=== THE RECORDS ===

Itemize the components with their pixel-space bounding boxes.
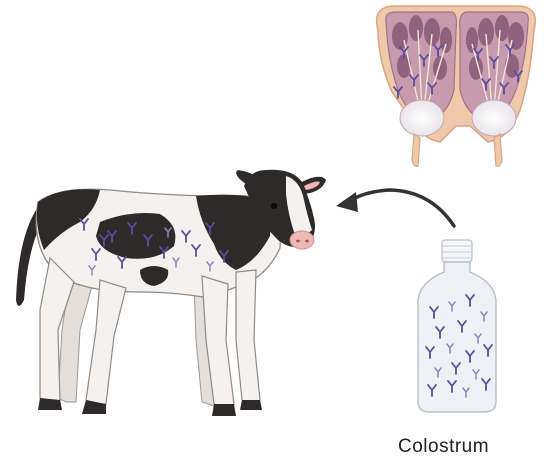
colostrum-label: Colostrum [398,436,544,458]
udder-cross-section [377,6,536,166]
transfer-arrow-icon [336,190,454,226]
calf [16,170,326,416]
colostrum-bottle [418,240,496,412]
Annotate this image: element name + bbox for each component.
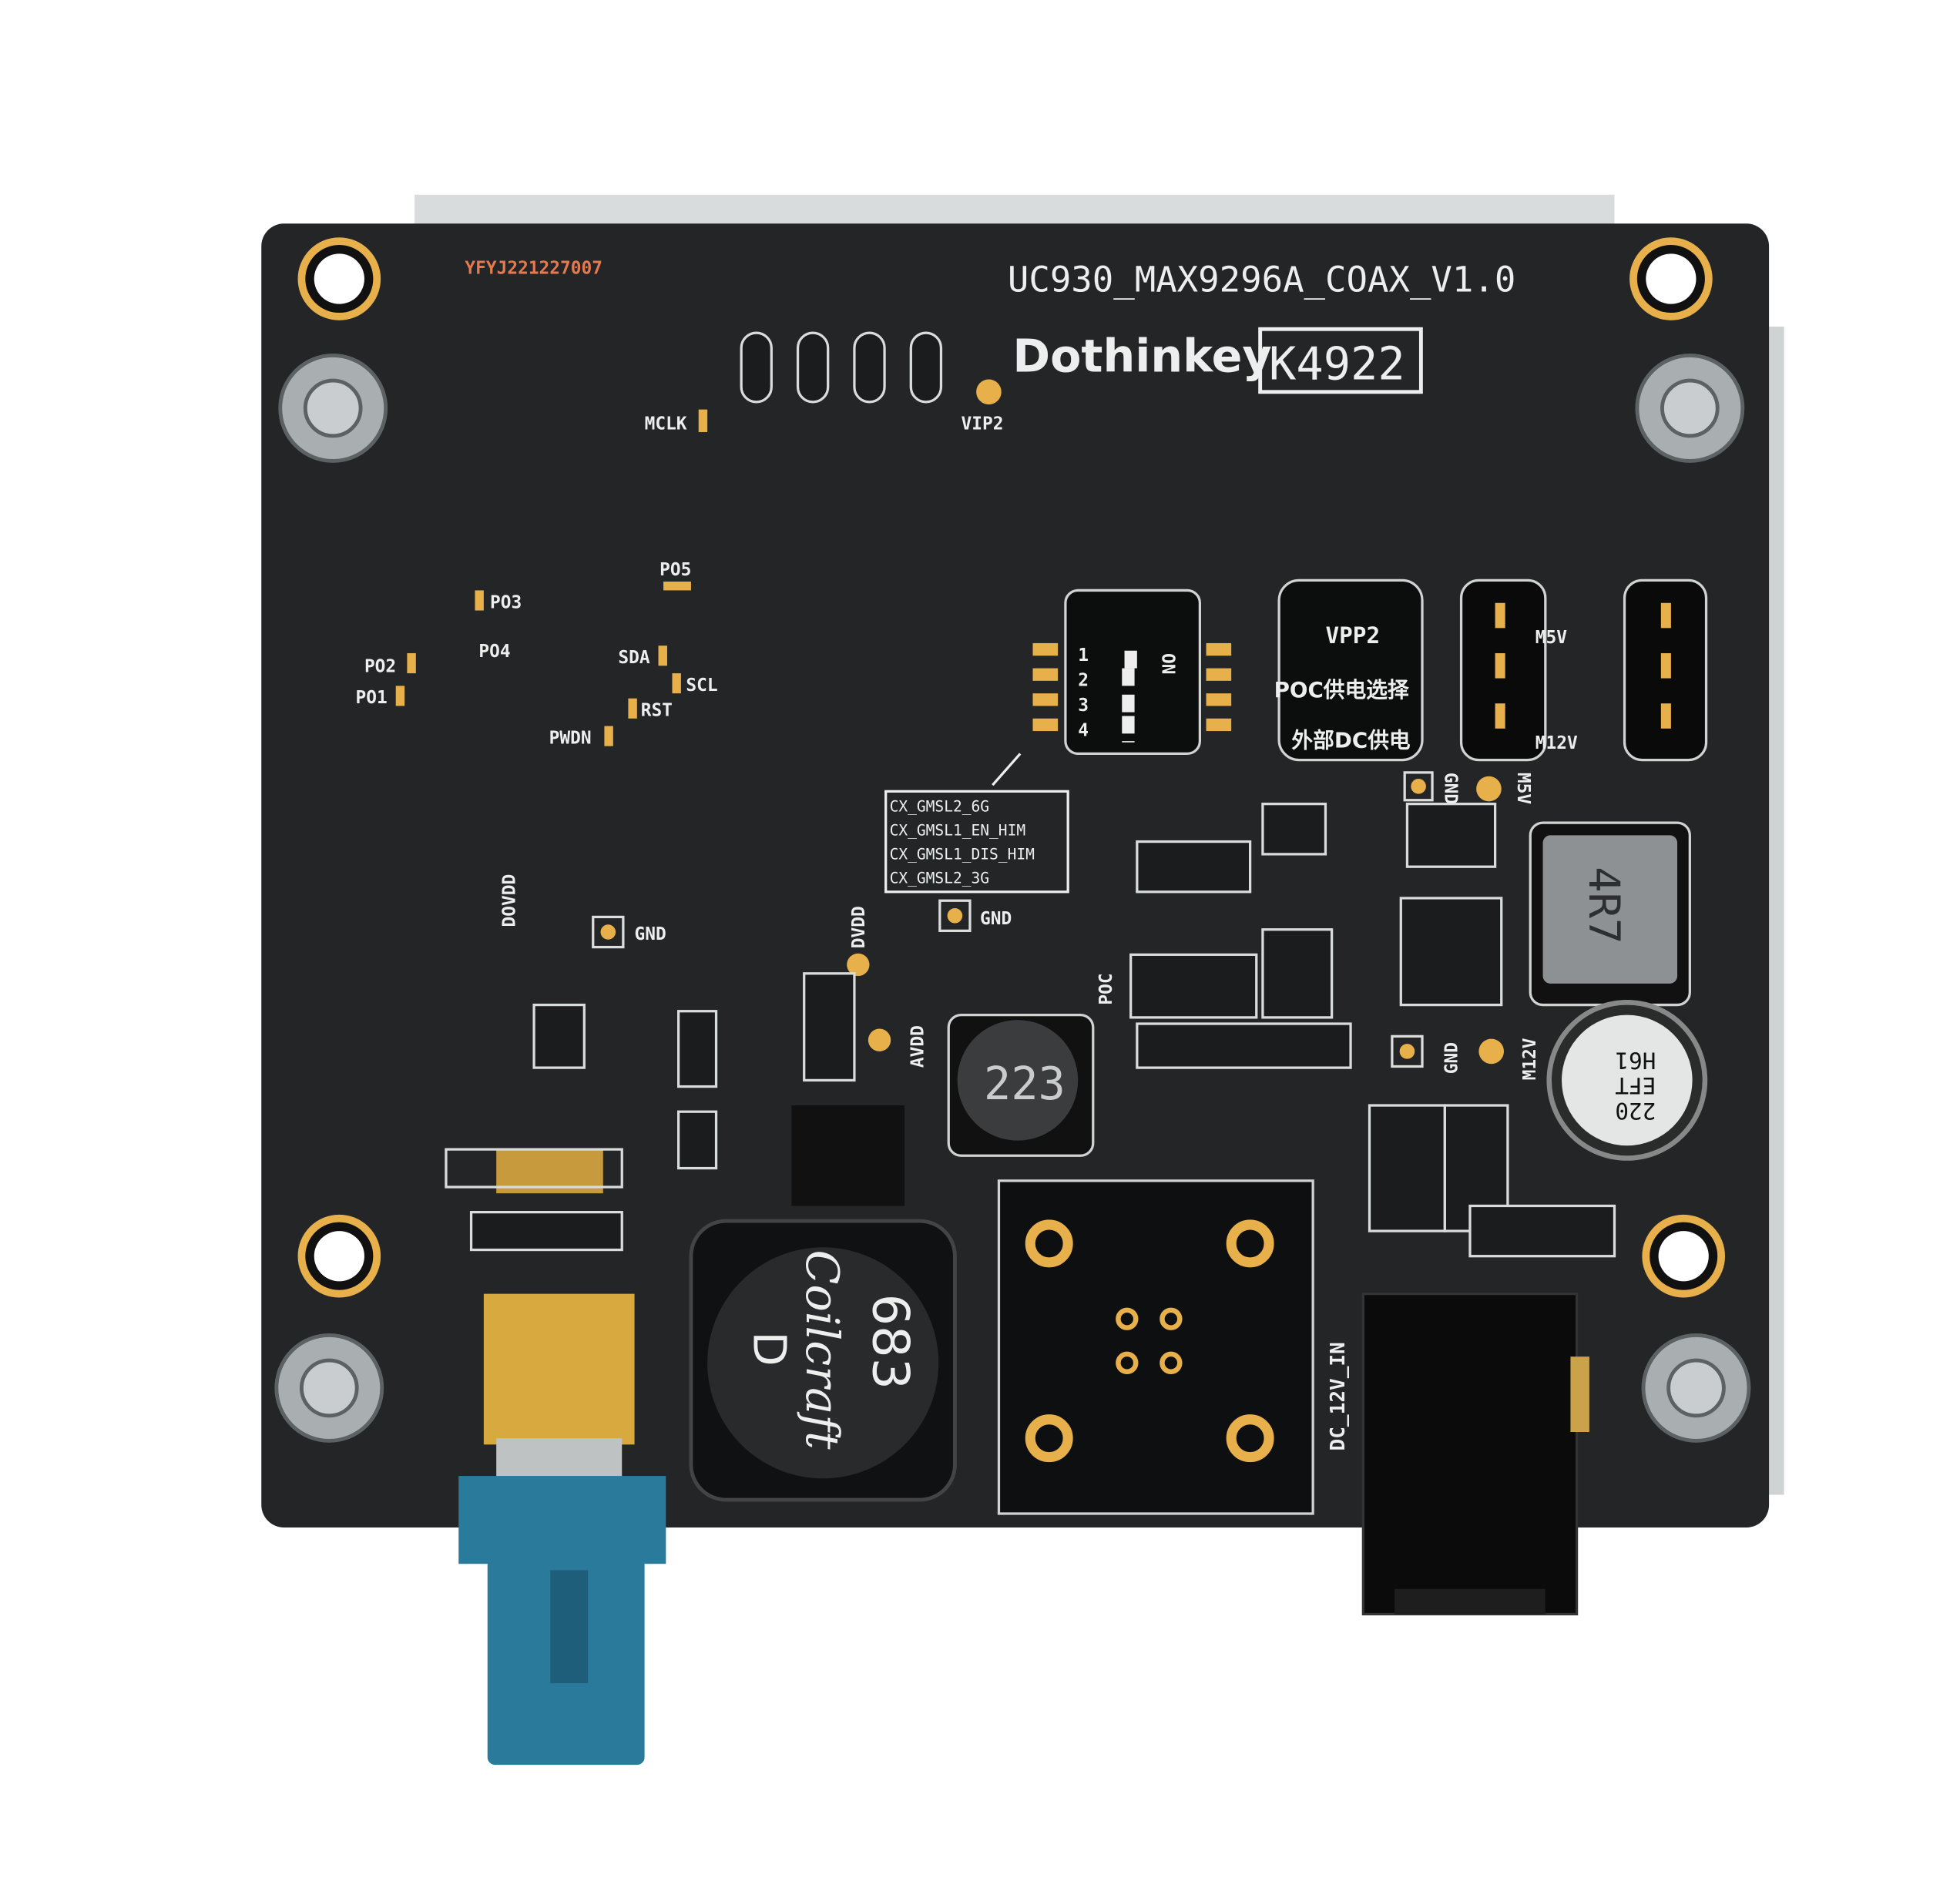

===

(WRITTEN TASK) Please reproduce the material above word for word, leaving out the pictures.

(RESPONSE TO THE EXERCISE)
Itemize the components with their pixel-space bounding boxes.
colostrum-label: Colostrum [398,436,544,458]
udder-cross-section [377,6,536,166]
transfer-arrow-icon [336,190,454,226]
calf [16,170,326,416]
colostrum-bottle [418,240,496,412]
Annotate this image: element name + bbox for each component.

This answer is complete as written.